*** Data supplied ***

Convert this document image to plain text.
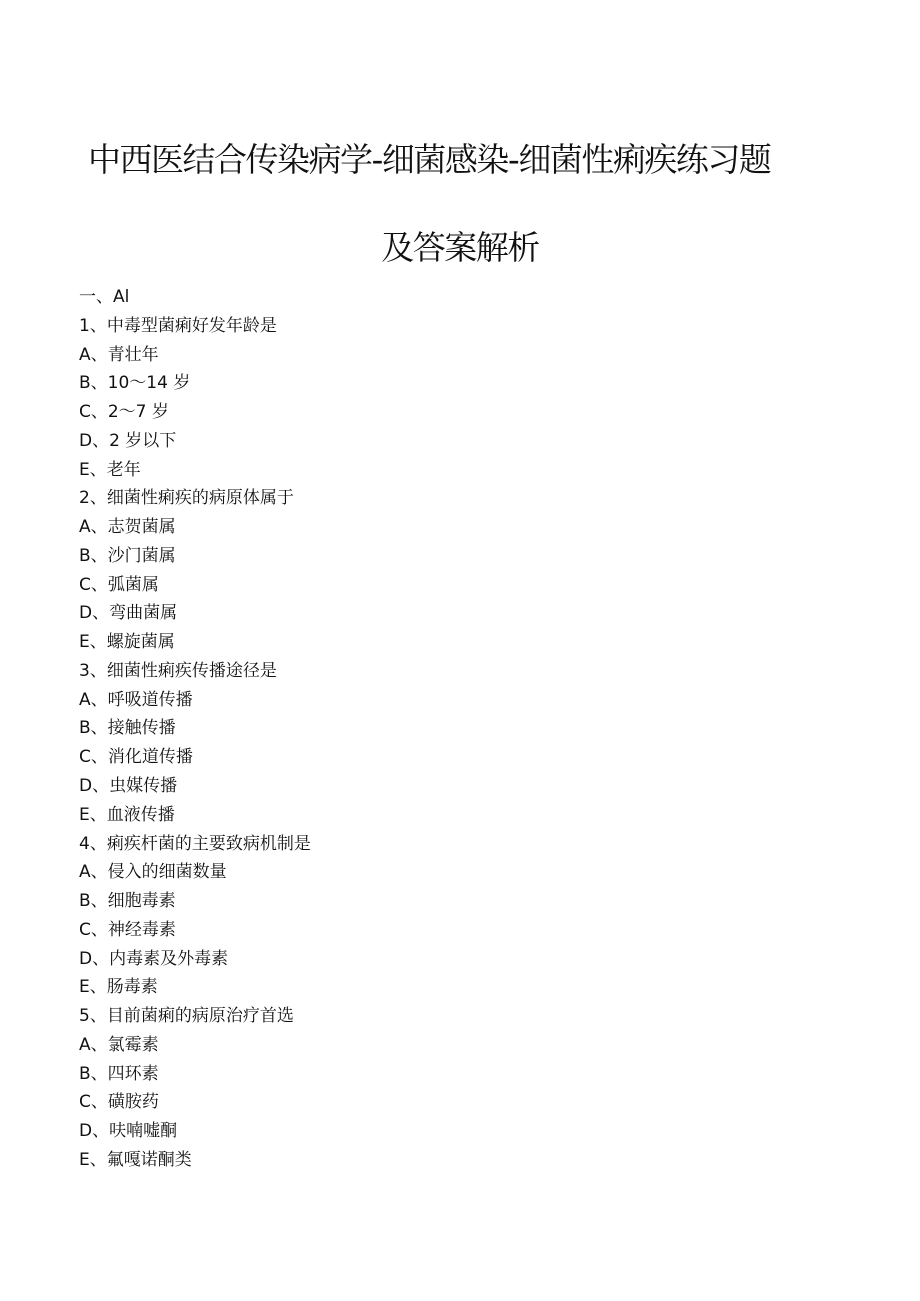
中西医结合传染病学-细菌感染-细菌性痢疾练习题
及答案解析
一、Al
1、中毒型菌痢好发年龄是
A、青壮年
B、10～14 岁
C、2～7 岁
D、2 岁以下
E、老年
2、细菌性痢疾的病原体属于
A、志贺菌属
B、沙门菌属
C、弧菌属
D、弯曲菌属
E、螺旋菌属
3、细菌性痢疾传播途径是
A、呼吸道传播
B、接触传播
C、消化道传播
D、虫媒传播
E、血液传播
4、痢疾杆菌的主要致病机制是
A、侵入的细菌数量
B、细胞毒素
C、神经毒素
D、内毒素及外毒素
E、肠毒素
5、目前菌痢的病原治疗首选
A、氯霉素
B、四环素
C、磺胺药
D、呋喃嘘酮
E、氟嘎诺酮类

***

Work required:
Every line above should be returned word for word, with the pictures left behind.

Exercise answer:
Convert this document image to plain text.
中西医结合传染病学-细菌感染-细菌性痢疾练习题
及答案解析
一、Al
1、中毒型菌痢好发年龄是
A、青壮年
B、10～14 岁
C、2～7 岁
D、2 岁以下
E、老年
2、细菌性痢疾的病原体属于
A、志贺菌属
B、沙门菌属
C、弧菌属
D、弯曲菌属
E、螺旋菌属
3、细菌性痢疾传播途径是
A、呼吸道传播
B、接触传播
C、消化道传播
D、虫媒传播
E、血液传播
4、痢疾杆菌的主要致病机制是
A、侵入的细菌数量
B、细胞毒素
C、神经毒素
D、内毒素及外毒素
E、肠毒素
5、目前菌痢的病原治疗首选
A、氯霉素
B、四环素
C、磺胺药
D、呋喃嘘酮
E、氟嘎诺酮类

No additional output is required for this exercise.